Input:
---------------
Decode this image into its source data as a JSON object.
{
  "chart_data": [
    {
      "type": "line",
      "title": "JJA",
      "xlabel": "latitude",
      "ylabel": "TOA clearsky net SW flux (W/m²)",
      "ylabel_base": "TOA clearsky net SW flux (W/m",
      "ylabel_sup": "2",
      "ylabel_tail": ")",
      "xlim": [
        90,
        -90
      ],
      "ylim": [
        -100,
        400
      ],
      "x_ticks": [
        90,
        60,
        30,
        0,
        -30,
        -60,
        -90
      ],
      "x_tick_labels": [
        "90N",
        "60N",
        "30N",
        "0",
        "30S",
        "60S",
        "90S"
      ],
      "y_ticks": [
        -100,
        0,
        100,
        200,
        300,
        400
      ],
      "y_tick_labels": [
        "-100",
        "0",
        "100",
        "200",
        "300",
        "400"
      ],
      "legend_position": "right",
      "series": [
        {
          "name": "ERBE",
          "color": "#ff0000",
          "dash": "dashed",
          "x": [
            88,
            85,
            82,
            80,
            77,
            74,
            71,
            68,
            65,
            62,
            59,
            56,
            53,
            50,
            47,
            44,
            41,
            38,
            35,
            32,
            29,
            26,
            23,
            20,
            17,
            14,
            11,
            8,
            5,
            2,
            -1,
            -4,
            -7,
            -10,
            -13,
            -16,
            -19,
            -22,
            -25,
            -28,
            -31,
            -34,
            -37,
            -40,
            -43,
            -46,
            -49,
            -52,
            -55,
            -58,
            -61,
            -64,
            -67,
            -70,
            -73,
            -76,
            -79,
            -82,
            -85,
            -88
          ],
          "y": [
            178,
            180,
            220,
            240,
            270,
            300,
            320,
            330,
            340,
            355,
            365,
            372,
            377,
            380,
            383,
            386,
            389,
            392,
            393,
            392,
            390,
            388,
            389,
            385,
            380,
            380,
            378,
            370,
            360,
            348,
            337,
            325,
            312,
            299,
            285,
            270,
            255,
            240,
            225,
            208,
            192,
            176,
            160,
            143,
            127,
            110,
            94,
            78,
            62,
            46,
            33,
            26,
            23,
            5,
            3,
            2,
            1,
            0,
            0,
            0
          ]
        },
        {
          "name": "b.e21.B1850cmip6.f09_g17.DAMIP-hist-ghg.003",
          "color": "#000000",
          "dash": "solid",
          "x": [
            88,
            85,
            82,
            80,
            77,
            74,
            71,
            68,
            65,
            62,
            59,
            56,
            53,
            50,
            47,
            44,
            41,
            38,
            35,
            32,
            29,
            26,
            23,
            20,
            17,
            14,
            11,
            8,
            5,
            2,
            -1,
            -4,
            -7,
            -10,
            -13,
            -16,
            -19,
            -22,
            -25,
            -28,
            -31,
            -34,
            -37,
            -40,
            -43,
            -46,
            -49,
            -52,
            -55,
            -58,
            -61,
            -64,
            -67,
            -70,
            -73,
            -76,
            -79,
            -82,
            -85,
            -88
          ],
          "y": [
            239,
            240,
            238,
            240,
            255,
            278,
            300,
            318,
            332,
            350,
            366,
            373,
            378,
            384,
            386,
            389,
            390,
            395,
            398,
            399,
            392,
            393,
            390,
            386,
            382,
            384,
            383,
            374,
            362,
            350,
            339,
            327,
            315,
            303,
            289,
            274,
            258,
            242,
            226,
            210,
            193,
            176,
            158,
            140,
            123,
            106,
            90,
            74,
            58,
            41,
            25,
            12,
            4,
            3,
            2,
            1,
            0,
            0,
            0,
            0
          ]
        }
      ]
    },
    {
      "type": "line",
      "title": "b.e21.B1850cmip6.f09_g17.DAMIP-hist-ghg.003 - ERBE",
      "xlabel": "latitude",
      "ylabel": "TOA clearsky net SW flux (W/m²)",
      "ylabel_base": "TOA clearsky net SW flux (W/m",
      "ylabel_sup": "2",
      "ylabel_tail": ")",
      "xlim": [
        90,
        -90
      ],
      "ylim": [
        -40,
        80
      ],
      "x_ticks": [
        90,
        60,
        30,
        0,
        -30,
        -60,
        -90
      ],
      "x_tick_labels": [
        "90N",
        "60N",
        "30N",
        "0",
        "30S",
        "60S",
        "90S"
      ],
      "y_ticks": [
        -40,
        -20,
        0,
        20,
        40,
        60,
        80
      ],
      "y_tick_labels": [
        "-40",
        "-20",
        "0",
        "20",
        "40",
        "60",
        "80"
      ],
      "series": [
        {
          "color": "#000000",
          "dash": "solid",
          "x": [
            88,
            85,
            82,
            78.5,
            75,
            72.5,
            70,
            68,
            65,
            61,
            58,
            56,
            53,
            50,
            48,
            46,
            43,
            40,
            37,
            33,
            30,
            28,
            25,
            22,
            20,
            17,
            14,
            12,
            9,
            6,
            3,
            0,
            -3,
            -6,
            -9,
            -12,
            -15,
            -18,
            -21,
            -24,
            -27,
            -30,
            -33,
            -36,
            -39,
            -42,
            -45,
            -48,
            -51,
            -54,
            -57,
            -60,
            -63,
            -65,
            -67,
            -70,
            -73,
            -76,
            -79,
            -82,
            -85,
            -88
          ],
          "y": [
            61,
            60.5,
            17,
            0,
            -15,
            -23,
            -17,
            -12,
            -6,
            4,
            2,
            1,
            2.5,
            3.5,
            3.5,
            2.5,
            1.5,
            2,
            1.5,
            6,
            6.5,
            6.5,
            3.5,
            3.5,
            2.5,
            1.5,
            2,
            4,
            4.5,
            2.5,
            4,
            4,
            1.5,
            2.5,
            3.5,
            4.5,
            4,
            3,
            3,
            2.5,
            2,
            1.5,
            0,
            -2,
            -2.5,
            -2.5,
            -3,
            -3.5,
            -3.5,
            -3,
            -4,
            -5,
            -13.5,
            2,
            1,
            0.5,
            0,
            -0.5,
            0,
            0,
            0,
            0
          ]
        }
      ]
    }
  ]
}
---------------
Written exercise: Using the data above, return each line exactly as written.

Exercise answer:
Decode this image into its source data as a JSON object.
{
  "chart_data": [
    {
      "type": "line",
      "title": "JJA",
      "xlabel": "latitude",
      "ylabel": "TOA clearsky net SW flux (W/m²)",
      "ylabel_base": "TOA clearsky net SW flux (W/m",
      "ylabel_sup": "2",
      "ylabel_tail": ")",
      "xlim": [
        90,
        -90
      ],
      "ylim": [
        -100,
        400
      ],
      "x_ticks": [
        90,
        60,
        30,
        0,
        -30,
        -60,
        -90
      ],
      "x_tick_labels": [
        "90N",
        "60N",
        "30N",
        "0",
        "30S",
        "60S",
        "90S"
      ],
      "y_ticks": [
        -100,
        0,
        100,
        200,
        300,
        400
      ],
      "y_tick_labels": [
        "-100",
        "0",
        "100",
        "200",
        "300",
        "400"
      ],
      "legend_position": "right",
      "series": [
        {
          "name": "ERBE",
          "color": "#ff0000",
          "dash": "dashed",
          "x": [
            88,
            85,
            82,
            80,
            77,
            74,
            71,
            68,
            65,
            62,
            59,
            56,
            53,
            50,
            47,
            44,
            41,
            38,
            35,
            32,
            29,
            26,
            23,
            20,
            17,
            14,
            11,
            8,
            5,
            2,
            -1,
            -4,
            -7,
            -10,
            -13,
            -16,
            -19,
            -22,
            -25,
            -28,
            -31,
            -34,
            -37,
            -40,
            -43,
            -46,
            -49,
            -52,
            -55,
            -58,
            -61,
            -64,
            -67,
            -70,
            -73,
            -76,
            -79,
            -82,
            -85,
            -88
          ],
          "y": [
            178,
            180,
            220,
            240,
            270,
            300,
            320,
            330,
            340,
            355,
            365,
            372,
            377,
            380,
            383,
            386,
            389,
            392,
            393,
            392,
            390,
            388,
            389,
            385,
            380,
            380,
            378,
            370,
            360,
            348,
            337,
            325,
            312,
            299,
            285,
            270,
            255,
            240,
            225,
            208,
            192,
            176,
            160,
            143,
            127,
            110,
            94,
            78,
            62,
            46,
            33,
            26,
            23,
            5,
            3,
            2,
            1,
            0,
            0,
            0
          ]
        },
        {
          "name": "b.e21.B1850cmip6.f09_g17.DAMIP-hist-ghg.003",
          "color": "#000000",
          "dash": "solid",
          "x": [
            88,
            85,
            82,
            80,
            77,
            74,
            71,
            68,
            65,
            62,
            59,
            56,
            53,
            50,
            47,
            44,
            41,
            38,
            35,
            32,
            29,
            26,
            23,
            20,
            17,
            14,
            11,
            8,
            5,
            2,
            -1,
            -4,
            -7,
            -10,
            -13,
            -16,
            -19,
            -22,
            -25,
            -28,
            -31,
            -34,
            -37,
            -40,
            -43,
            -46,
            -49,
            -52,
            -55,
            -58,
            -61,
            -64,
            -67,
            -70,
            -73,
            -76,
            -79,
            -82,
            -85,
            -88
          ],
          "y": [
            239,
            240,
            238,
            240,
            255,
            278,
            300,
            318,
            332,
            350,
            366,
            373,
            378,
            384,
            386,
            389,
            390,
            395,
            398,
            399,
            392,
            393,
            390,
            386,
            382,
            384,
            383,
            374,
            362,
            350,
            339,
            327,
            315,
            303,
            289,
            274,
            258,
            242,
            226,
            210,
            193,
            176,
            158,
            140,
            123,
            106,
            90,
            74,
            58,
            41,
            25,
            12,
            4,
            3,
            2,
            1,
            0,
            0,
            0,
            0
          ]
        }
      ]
    },
    {
      "type": "line",
      "title": "b.e21.B1850cmip6.f09_g17.DAMIP-hist-ghg.003 - ERBE",
      "xlabel": "latitude",
      "ylabel": "TOA clearsky net SW flux (W/m²)",
      "ylabel_base": "TOA clearsky net SW flux (W/m",
      "ylabel_sup": "2",
      "ylabel_tail": ")",
      "xlim": [
        90,
        -90
      ],
      "ylim": [
        -40,
        80
      ],
      "x_ticks": [
        90,
        60,
        30,
        0,
        -30,
        -60,
        -90
      ],
      "x_tick_labels": [
        "90N",
        "60N",
        "30N",
        "0",
        "30S",
        "60S",
        "90S"
      ],
      "y_ticks": [
        -40,
        -20,
        0,
        20,
        40,
        60,
        80
      ],
      "y_tick_labels": [
        "-40",
        "-20",
        "0",
        "20",
        "40",
        "60",
        "80"
      ],
      "series": [
        {
          "color": "#000000",
          "dash": "solid",
          "x": [
            88,
            85,
            82,
            78.5,
            75,
            72.5,
            70,
            68,
            65,
            61,
            58,
            56,
            53,
            50,
            48,
            46,
            43,
            40,
            37,
            33,
            30,
            28,
            25,
            22,
            20,
            17,
            14,
            12,
            9,
            6,
            3,
            0,
            -3,
            -6,
            -9,
            -12,
            -15,
            -18,
            -21,
            -24,
            -27,
            -30,
            -33,
            -36,
            -39,
            -42,
            -45,
            -48,
            -51,
            -54,
            -57,
            -60,
            -63,
            -65,
            -67,
            -70,
            -73,
            -76,
            -79,
            -82,
            -85,
            -88
          ],
          "y": [
            61,
            60.5,
            17,
            0,
            -15,
            -23,
            -17,
            -12,
            -6,
            4,
            2,
            1,
            2.5,
            3.5,
            3.5,
            2.5,
            1.5,
            2,
            1.5,
            6,
            6.5,
            6.5,
            3.5,
            3.5,
            2.5,
            1.5,
            2,
            4,
            4.5,
            2.5,
            4,
            4,
            1.5,
            2.5,
            3.5,
            4.5,
            4,
            3,
            3,
            2.5,
            2,
            1.5,
            0,
            -2,
            -2.5,
            -2.5,
            -3,
            -3.5,
            -3.5,
            -3,
            -4,
            -5,
            -13.5,
            2,
            1,
            0.5,
            0,
            -0.5,
            0,
            0,
            0,
            0
          ]
        }
      ]
    }
  ]
}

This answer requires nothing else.